• **Items**:

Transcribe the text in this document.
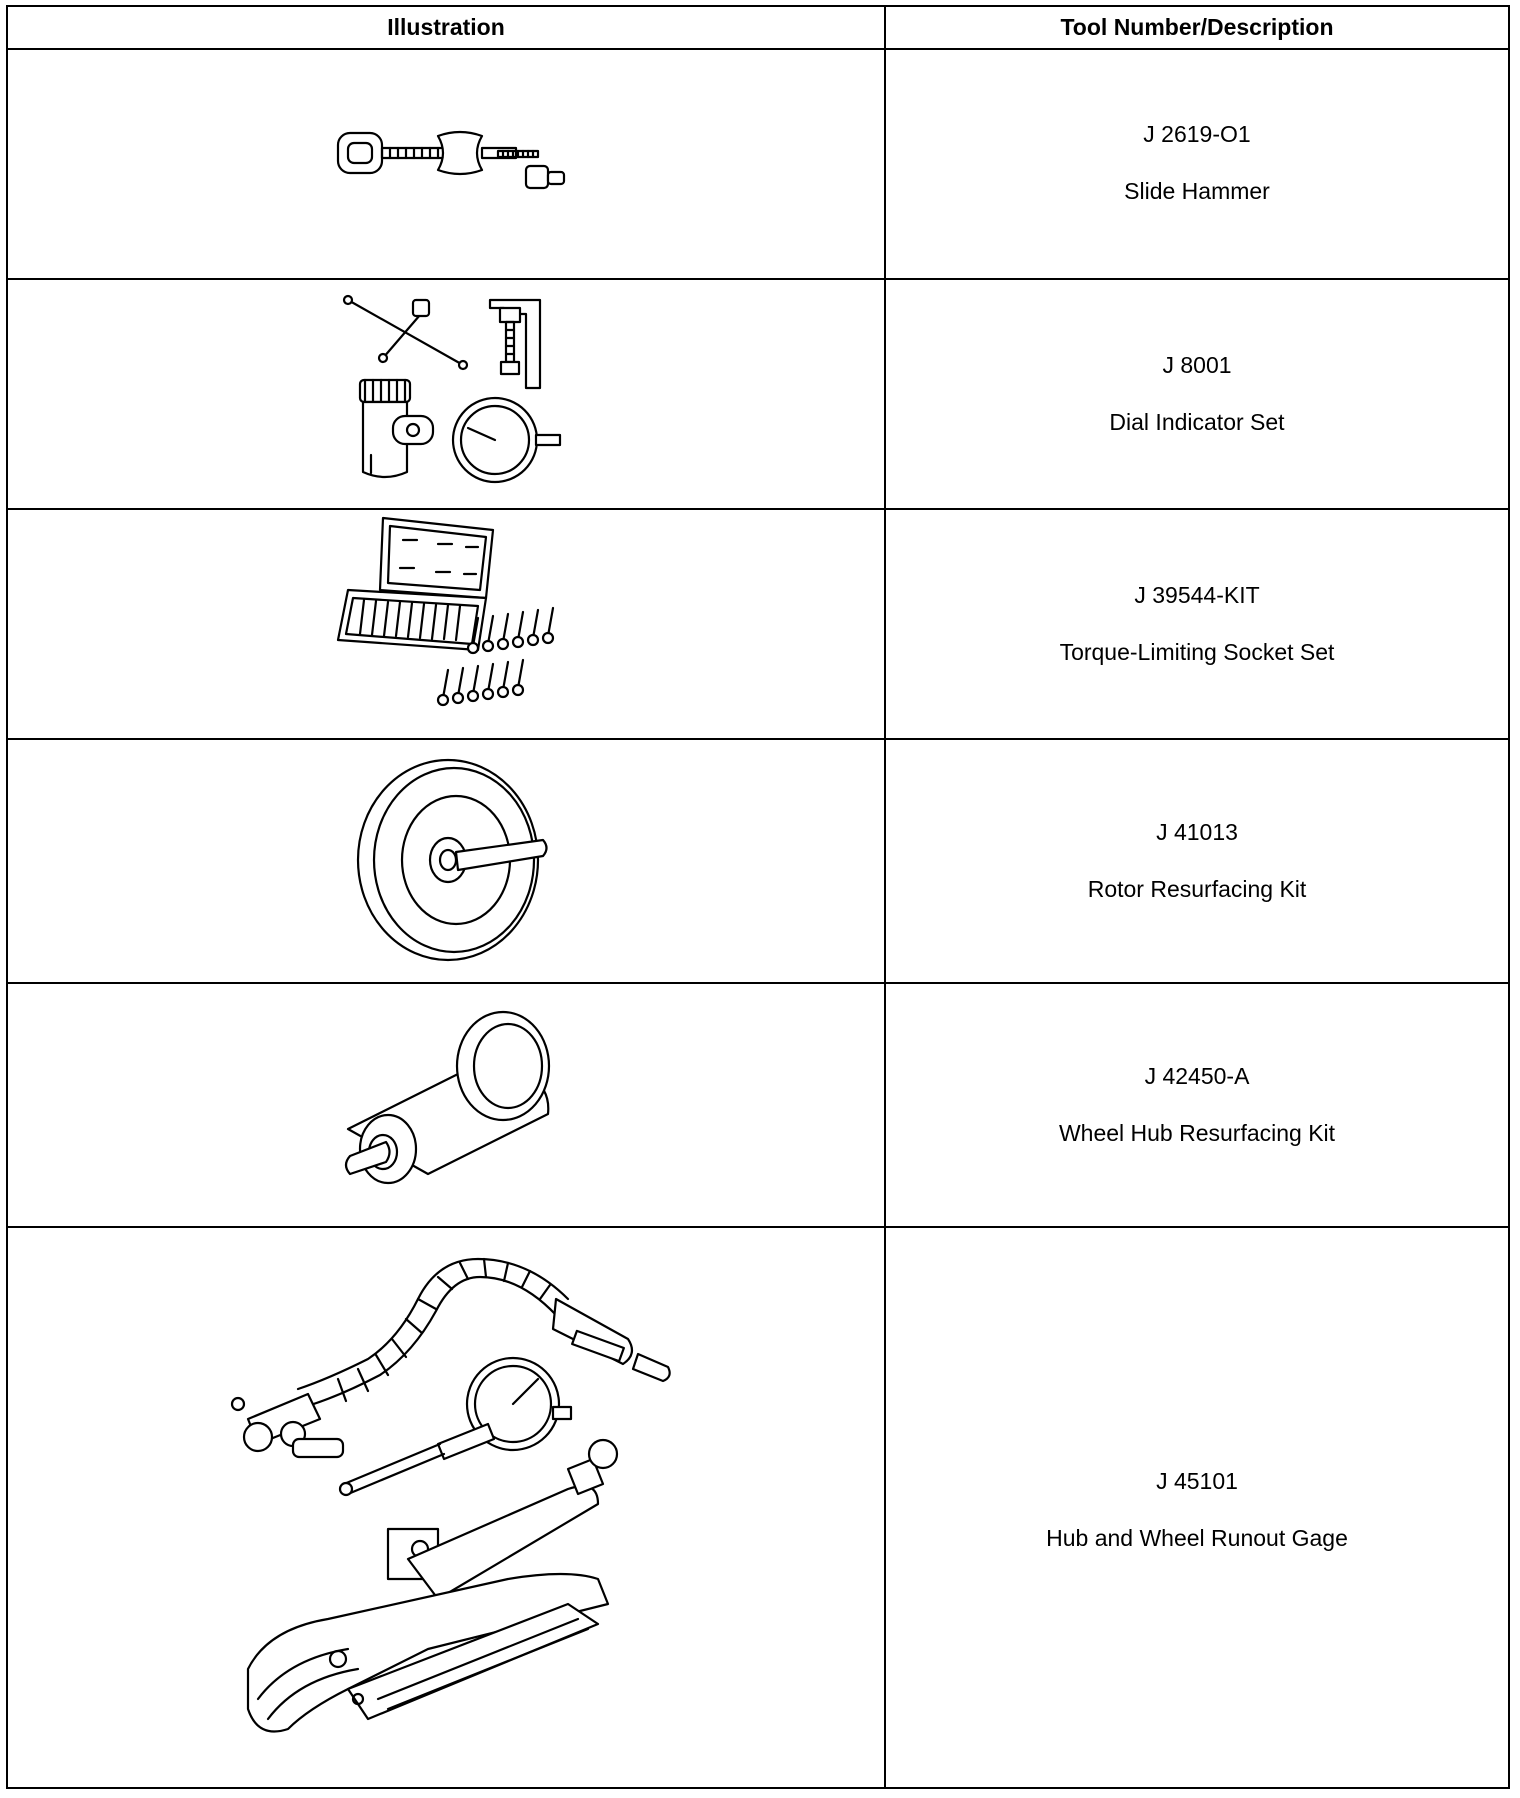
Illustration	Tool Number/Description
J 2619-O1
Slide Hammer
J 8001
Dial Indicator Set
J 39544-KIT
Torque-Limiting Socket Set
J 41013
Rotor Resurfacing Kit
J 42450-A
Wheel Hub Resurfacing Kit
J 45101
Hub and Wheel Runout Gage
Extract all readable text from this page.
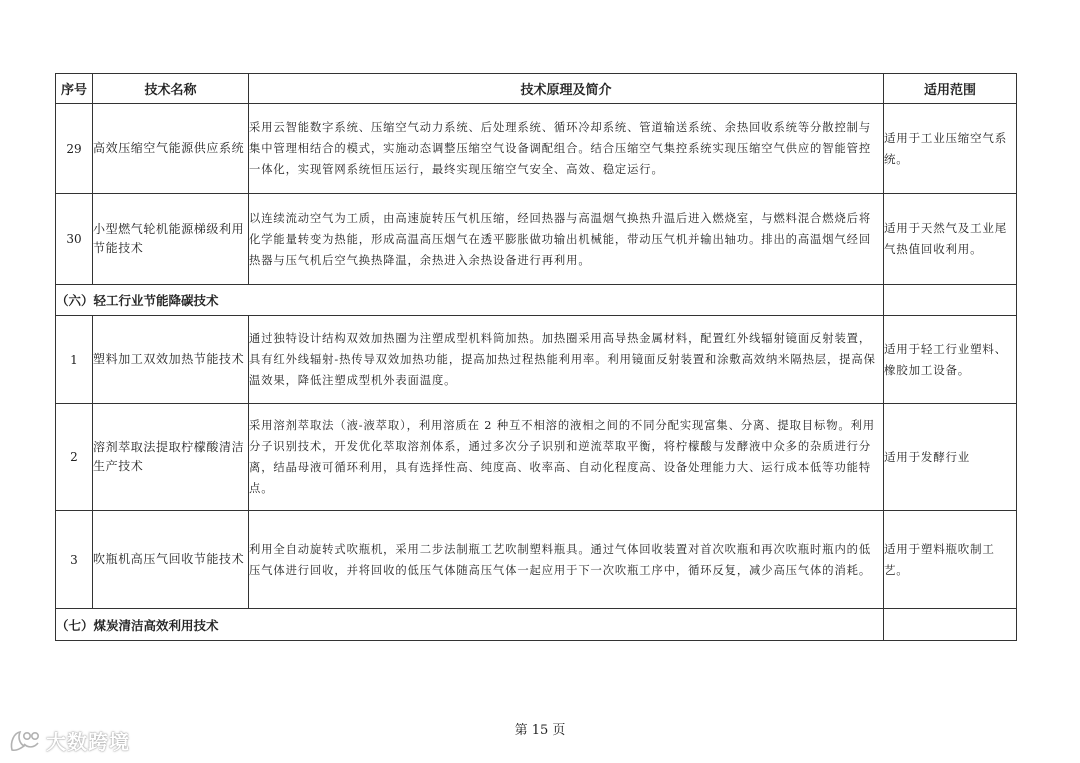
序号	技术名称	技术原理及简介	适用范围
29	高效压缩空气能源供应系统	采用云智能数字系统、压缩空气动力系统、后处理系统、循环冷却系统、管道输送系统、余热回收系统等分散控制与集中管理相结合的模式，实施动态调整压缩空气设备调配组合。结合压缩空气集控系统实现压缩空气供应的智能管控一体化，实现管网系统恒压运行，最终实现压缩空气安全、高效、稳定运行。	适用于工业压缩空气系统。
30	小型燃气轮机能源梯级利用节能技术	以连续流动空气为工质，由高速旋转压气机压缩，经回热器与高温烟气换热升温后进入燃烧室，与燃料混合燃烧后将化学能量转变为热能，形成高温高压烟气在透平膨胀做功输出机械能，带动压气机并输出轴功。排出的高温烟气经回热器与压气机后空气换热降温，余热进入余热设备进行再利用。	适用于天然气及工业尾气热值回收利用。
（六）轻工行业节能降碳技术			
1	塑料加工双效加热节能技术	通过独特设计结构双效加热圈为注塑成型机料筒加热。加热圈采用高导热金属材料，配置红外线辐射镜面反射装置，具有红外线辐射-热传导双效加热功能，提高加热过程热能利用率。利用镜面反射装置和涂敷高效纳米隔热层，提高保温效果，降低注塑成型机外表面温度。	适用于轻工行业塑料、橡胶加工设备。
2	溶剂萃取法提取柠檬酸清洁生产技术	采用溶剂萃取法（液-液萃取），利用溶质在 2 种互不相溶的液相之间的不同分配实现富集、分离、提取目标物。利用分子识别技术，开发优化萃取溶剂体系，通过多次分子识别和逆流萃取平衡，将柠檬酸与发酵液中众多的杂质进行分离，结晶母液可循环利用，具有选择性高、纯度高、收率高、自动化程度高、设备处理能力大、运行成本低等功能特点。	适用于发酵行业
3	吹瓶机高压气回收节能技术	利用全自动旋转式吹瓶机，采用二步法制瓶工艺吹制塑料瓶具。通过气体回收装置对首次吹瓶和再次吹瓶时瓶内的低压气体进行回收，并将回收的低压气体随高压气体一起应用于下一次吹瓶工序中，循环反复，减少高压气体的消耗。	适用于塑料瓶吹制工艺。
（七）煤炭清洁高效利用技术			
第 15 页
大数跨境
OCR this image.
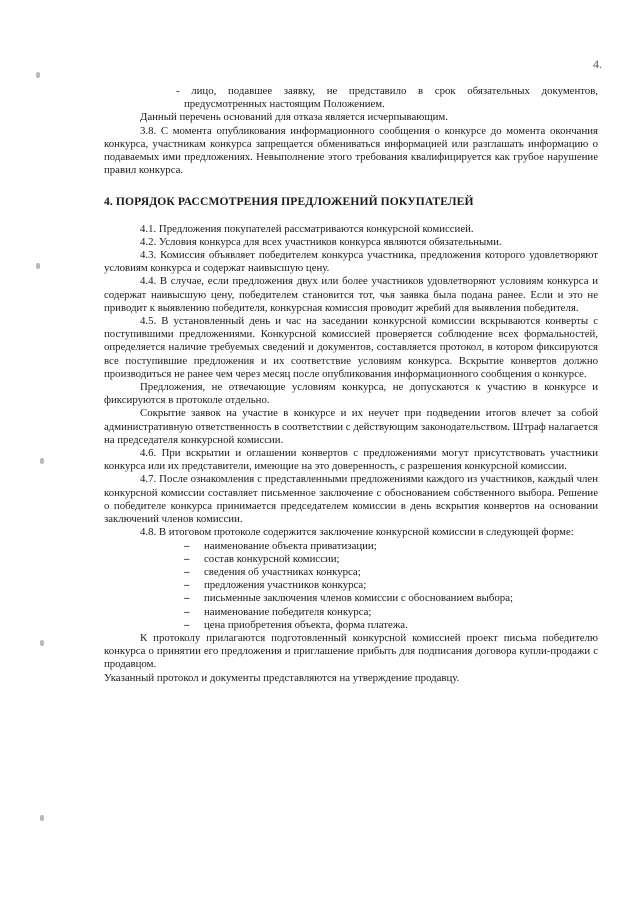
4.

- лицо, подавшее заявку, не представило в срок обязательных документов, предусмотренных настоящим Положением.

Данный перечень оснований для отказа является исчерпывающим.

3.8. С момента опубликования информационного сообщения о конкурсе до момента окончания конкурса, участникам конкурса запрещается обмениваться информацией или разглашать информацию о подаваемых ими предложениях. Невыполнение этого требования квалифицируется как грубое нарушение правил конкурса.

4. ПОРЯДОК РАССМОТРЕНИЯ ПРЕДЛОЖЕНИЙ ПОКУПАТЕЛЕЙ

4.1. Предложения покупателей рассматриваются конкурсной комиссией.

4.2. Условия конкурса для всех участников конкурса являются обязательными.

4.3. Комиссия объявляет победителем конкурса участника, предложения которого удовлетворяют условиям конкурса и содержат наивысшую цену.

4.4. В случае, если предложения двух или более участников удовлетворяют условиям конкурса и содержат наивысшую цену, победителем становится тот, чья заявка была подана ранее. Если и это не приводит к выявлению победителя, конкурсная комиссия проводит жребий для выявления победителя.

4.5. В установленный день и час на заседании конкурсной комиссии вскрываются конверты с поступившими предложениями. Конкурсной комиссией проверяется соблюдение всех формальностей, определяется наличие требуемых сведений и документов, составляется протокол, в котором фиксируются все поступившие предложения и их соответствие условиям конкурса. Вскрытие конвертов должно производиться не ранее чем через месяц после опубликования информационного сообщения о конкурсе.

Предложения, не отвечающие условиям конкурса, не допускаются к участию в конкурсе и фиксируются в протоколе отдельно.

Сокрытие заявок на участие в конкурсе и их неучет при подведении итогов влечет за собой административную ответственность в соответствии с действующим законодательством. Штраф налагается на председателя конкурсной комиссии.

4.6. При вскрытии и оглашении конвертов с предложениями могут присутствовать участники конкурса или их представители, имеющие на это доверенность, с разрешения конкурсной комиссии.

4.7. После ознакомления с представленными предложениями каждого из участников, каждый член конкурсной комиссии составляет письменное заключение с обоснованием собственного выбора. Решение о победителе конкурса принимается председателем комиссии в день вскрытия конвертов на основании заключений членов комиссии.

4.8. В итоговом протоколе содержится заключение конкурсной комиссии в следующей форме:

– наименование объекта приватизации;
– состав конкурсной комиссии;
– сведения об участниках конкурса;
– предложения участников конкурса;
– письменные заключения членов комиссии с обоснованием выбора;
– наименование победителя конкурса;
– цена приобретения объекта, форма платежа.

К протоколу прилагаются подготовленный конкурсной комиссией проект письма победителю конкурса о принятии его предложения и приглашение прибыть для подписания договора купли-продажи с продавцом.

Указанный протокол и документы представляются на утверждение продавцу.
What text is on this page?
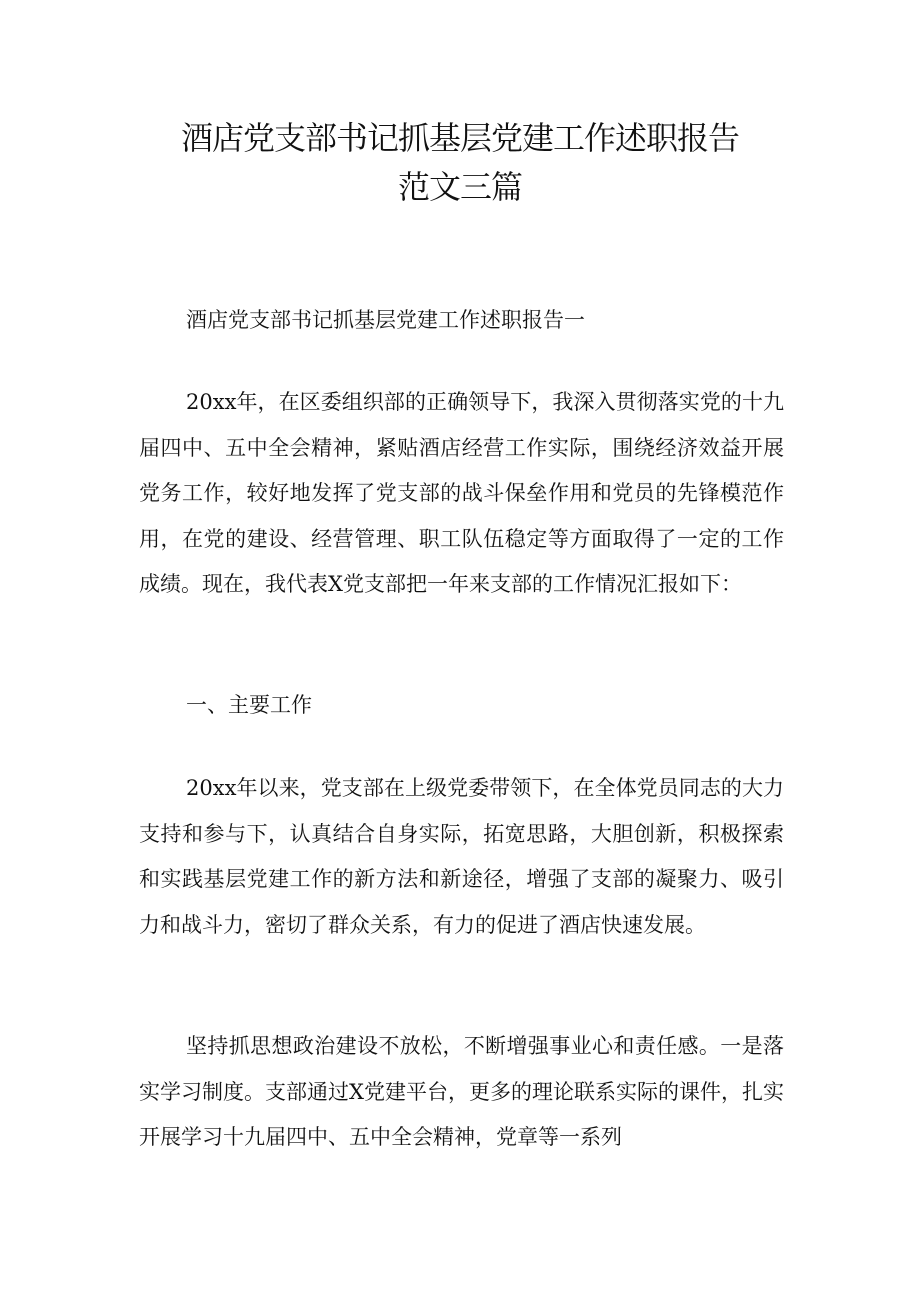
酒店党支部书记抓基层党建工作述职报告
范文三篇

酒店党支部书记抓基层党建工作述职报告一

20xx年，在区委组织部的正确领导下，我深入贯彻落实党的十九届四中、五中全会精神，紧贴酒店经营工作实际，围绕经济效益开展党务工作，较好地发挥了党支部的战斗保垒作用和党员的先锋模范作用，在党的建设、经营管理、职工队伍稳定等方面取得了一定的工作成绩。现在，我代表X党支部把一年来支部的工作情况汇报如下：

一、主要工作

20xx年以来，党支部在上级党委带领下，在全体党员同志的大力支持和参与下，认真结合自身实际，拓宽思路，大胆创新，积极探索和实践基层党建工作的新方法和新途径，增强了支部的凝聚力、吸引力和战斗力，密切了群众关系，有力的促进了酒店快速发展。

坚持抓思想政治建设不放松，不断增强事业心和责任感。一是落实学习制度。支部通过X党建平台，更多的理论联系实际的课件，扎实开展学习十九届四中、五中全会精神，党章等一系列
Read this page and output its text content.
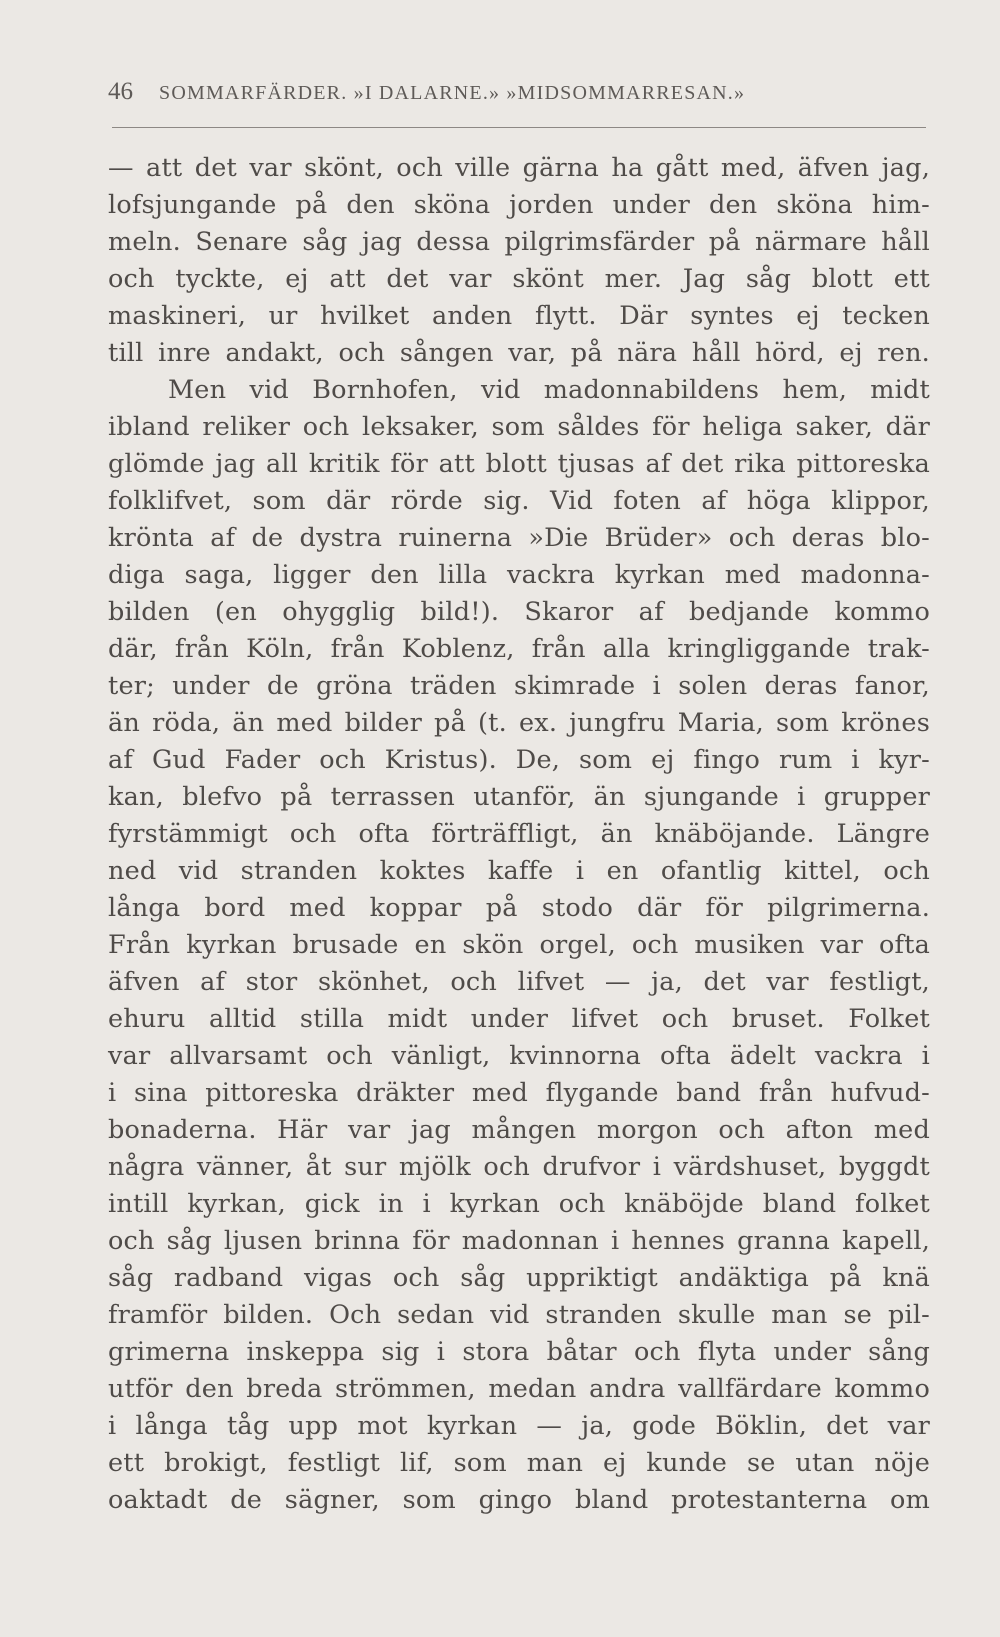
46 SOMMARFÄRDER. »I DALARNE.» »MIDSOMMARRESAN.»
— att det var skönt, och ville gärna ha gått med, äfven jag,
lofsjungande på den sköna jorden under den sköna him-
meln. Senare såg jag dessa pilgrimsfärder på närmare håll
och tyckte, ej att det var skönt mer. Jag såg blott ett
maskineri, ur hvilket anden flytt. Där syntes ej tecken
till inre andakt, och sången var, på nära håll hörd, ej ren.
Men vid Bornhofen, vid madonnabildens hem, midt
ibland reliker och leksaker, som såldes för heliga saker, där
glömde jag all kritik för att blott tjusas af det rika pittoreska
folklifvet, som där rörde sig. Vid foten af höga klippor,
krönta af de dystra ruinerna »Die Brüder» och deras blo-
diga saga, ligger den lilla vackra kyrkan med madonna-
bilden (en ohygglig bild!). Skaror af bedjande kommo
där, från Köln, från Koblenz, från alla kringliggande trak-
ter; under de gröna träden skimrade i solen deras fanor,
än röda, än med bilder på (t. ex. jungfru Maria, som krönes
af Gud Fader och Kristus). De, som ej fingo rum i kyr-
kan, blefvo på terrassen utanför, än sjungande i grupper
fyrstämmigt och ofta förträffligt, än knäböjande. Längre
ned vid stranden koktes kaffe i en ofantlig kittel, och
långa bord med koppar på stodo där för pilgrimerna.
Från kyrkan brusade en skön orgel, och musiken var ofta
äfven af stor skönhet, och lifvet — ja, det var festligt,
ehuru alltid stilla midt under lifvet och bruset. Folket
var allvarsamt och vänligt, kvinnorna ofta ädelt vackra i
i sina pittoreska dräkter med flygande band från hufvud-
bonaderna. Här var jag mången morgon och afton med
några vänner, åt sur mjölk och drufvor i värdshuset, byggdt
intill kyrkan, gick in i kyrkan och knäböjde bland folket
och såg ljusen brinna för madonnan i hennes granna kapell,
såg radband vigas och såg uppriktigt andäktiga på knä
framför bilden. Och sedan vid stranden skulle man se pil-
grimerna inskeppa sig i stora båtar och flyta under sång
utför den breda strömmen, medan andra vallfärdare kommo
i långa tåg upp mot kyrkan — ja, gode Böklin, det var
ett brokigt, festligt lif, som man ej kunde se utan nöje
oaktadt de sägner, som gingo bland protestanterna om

• **What you need to do**: Looking at the records above, work out how many lines include the word "ofta", then give that number by itself.

• **Output**: 3